**SHORT PROBLEM:**
Read the text on presence and agency below. For each statement, answer yes or no according to the text, and quote the words of the text that decide it.
1. Participants in both conditions felt immersed in the virtual environment.
2. The groups differed in their perceived experience of presence.
3. The groups differed on the control agency questions.

**TEXT:**

First, we performed analyses of the three control measures. The results of the perceived experience of presence revealed that in both conditions participants indeed felt immersed in the proposed virtual environment {congruent condition: μ = 1.6 (CI = [1.39, 1.78]), SD = 1.56 and incongruent condition: μ = 1.51 (CI = [1.29, 1.73]), SD = 1.8}. No differences were found between the groups (U = 34757, p = 0.47). Second, we found that participants in both the congruent {μ = 1.19 (CI = [0.76, 1.62]), SD = 1.24} and the incongruent group {μ = 1.3 (CI = [1.1, 2.0]), SD = 1.3} reported strong perceived agency such that in both groups the mean score was higher than 1.1 (Haggard, 2017). No differences were found between the groups for either the experimental (U = 531, p = 0.08) or the control agency questions (U = 518, p = 0.1).

**DATA LINES:**
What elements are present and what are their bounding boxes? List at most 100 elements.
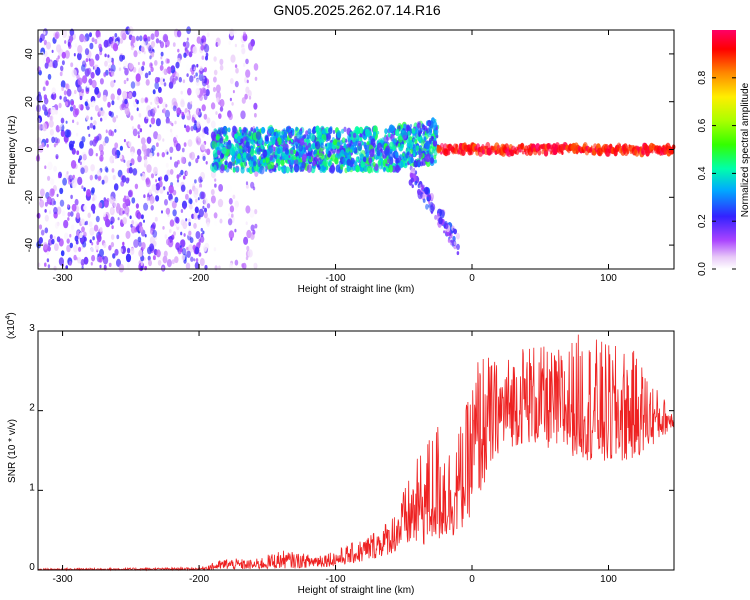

**FULL ANSWER:**
1. Yes: "in both conditions participants indeed felt immersed in the proposed virtual environment"
2. No: "No differences were found between the groups (U = 34757, p = 0.47)"
3. No: "No differences were found between the groups for either the experimental (U = 531, p = 0.08) or the control agency questions (U = 518, p = 0.1)"